YOUR TASK:
Copy each line of the entries that contains the word "options".

DATA IN THIS EXERCISE:
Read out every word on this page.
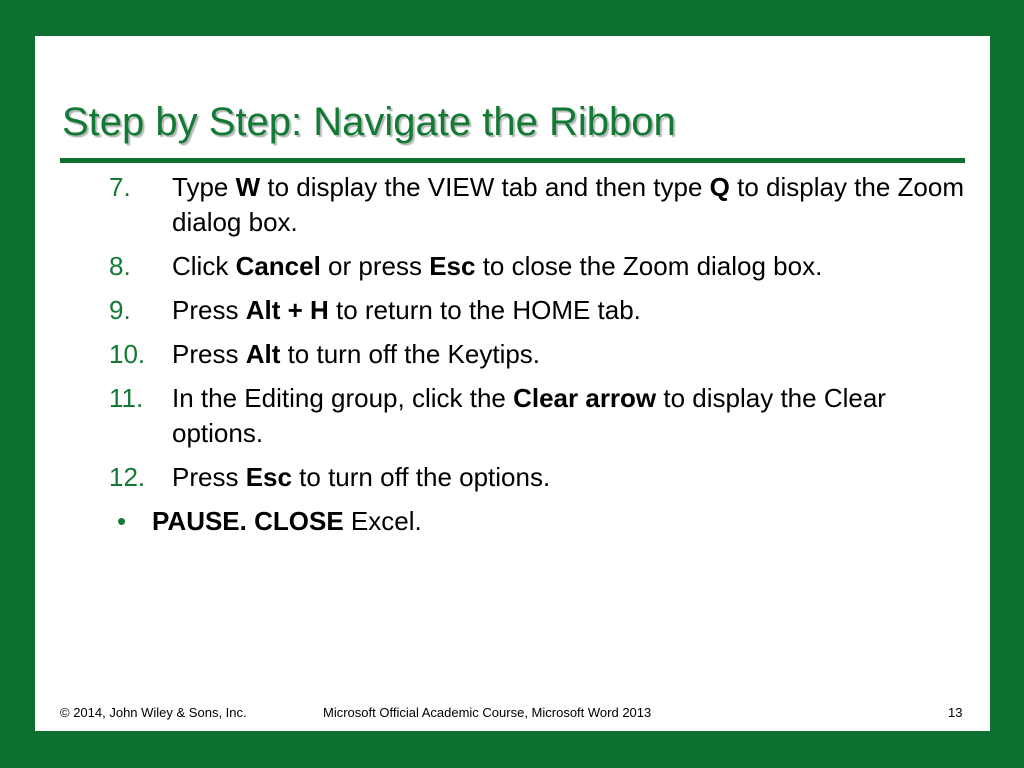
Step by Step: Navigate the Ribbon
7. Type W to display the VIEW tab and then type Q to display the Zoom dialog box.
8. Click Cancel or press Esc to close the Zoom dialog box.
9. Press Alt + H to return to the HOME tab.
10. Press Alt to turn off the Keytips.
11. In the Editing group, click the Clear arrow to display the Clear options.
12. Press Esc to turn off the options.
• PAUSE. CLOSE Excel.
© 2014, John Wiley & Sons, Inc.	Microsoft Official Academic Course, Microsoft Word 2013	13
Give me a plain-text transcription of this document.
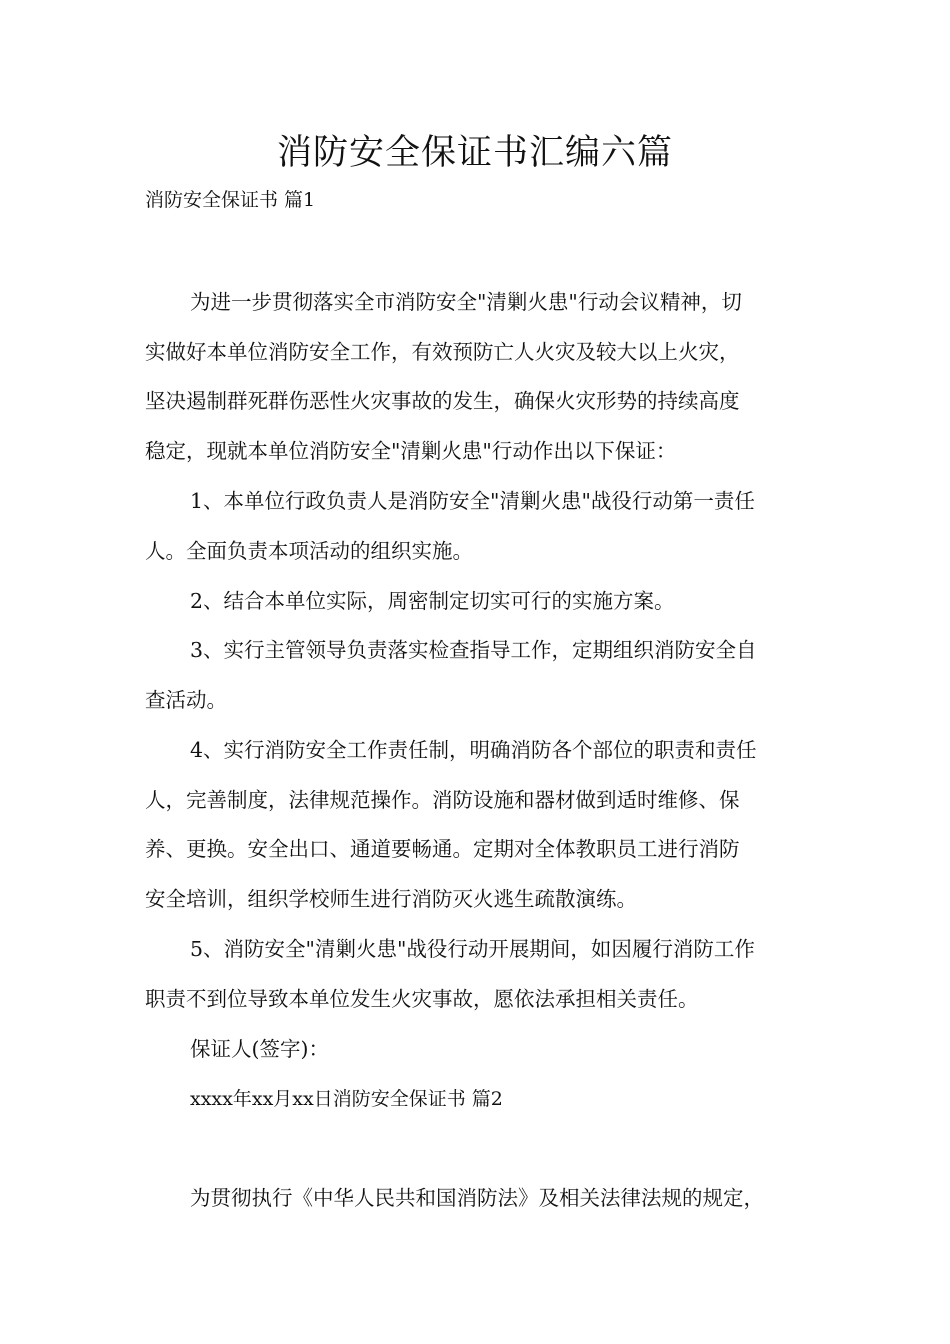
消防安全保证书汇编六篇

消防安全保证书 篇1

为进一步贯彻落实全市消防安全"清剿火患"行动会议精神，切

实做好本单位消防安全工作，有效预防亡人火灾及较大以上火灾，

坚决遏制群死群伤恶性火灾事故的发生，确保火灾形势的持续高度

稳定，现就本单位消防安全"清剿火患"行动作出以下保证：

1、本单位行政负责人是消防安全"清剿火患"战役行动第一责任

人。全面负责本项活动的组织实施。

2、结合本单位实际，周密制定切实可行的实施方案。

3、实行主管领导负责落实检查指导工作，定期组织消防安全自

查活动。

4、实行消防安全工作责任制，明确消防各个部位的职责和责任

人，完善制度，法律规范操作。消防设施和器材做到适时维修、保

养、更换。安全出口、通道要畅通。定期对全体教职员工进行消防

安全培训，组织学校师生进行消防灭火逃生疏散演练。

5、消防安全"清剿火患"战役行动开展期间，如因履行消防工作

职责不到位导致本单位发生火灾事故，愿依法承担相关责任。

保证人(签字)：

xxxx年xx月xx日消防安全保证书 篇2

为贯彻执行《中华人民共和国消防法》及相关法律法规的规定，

==

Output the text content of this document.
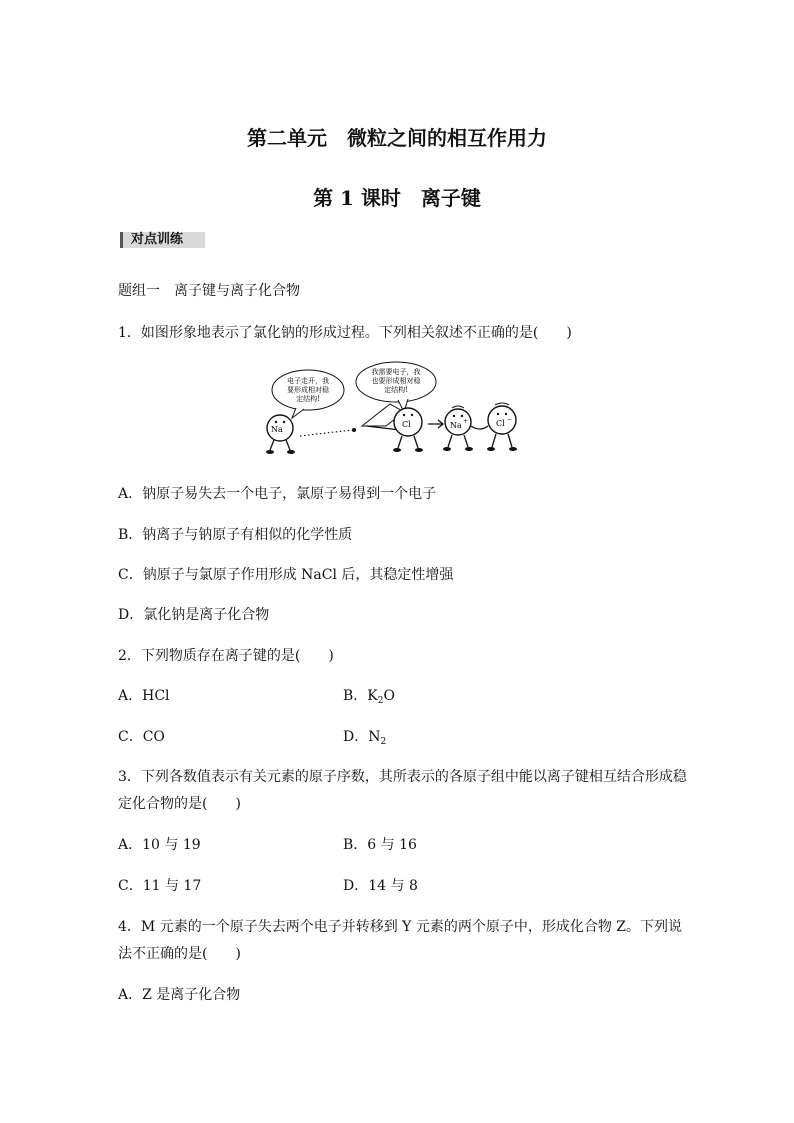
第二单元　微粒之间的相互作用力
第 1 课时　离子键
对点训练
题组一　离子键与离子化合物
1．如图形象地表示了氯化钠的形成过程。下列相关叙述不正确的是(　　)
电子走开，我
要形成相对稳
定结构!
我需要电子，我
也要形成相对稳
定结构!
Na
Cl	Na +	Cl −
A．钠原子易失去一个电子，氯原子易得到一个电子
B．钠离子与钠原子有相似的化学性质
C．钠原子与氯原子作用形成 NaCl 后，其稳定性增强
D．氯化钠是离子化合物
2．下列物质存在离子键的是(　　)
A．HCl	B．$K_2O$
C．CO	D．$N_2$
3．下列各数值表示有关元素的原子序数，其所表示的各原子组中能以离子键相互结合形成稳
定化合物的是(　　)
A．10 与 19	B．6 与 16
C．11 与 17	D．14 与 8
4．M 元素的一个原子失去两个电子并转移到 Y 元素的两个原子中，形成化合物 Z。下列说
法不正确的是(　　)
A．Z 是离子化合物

SOLUTION TO THIS PROBLEM:
11. In the Editing group, click the Clear arrow to display the Clear options.
12. Press Esc to turn off the options.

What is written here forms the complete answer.